### TASK REQUIREMENTS
Please repeat all of the listing exactly.

==*==

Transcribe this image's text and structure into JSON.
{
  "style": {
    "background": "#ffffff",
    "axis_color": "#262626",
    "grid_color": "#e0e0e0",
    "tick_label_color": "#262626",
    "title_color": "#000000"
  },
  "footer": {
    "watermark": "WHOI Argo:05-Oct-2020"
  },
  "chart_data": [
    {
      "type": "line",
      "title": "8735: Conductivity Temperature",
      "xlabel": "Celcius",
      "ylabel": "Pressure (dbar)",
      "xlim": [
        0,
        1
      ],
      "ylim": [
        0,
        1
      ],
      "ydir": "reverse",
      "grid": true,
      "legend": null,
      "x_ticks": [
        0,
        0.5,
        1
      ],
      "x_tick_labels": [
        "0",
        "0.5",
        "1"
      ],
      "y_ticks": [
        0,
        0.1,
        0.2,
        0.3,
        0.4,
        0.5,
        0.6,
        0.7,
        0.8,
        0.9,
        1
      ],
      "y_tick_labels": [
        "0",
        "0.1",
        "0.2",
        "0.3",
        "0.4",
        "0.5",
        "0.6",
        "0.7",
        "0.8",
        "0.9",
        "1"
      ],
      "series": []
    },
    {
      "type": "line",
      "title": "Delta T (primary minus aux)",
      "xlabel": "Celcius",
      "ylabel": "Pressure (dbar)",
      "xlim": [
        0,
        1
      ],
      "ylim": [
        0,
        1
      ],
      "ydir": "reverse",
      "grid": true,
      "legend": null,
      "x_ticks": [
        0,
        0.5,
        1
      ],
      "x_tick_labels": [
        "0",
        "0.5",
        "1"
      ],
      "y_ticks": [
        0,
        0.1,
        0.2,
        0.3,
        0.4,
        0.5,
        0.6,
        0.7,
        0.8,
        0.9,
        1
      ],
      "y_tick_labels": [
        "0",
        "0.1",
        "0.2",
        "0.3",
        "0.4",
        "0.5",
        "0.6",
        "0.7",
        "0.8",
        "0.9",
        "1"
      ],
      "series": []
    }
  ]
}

==*==

### SOLVED EXERCISE
Transcribe this image's text and structure into JSON.
{
  "style": {
    "background": "#ffffff",
    "axis_color": "#262626",
    "grid_color": "#e0e0e0",
    "tick_label_color": "#262626",
    "title_color": "#000000"
  },
  "footer": {
    "watermark": "WHOI Argo:05-Oct-2020"
  },
  "chart_data": [
    {
      "type": "line",
      "title": "8735: Conductivity Temperature",
      "xlabel": "Celcius",
      "ylabel": "Pressure (dbar)",
      "xlim": [
        0,
        1
      ],
      "ylim": [
        0,
        1
      ],
      "ydir": "reverse",
      "grid": true,
      "legend": null,
      "x_ticks": [
        0,
        0.5,
        1
      ],
      "x_tick_labels": [
        "0",
        "0.5",
        "1"
      ],
      "y_ticks": [
        0,
        0.1,
        0.2,
        0.3,
        0.4,
        0.5,
        0.6,
        0.7,
        0.8,
        0.9,
        1
      ],
      "y_tick_labels": [
        "0",
        "0.1",
        "0.2",
        "0.3",
        "0.4",
        "0.5",
        "0.6",
        "0.7",
        "0.8",
        "0.9",
        "1"
      ],
      "series": []
    },
    {
      "type": "line",
      "title": "Delta T (primary minus aux)",
      "xlabel": "Celcius",
      "ylabel": "Pressure (dbar)",
      "xlim": [
        0,
        1
      ],
      "ylim": [
        0,
        1
      ],
      "ydir": "reverse",
      "grid": true,
      "legend": null,
      "x_ticks": [
        0,
        0.5,
        1
      ],
      "x_tick_labels": [
        "0",
        "0.5",
        "1"
      ],
      "y_ticks": [
        0,
        0.1,
        0.2,
        0.3,
        0.4,
        0.5,
        0.6,
        0.7,
        0.8,
        0.9,
        1
      ],
      "y_tick_labels": [
        "0",
        "0.1",
        "0.2",
        "0.3",
        "0.4",
        "0.5",
        "0.6",
        "0.7",
        "0.8",
        "0.9",
        "1"
      ],
      "series": []
    }
  ]
}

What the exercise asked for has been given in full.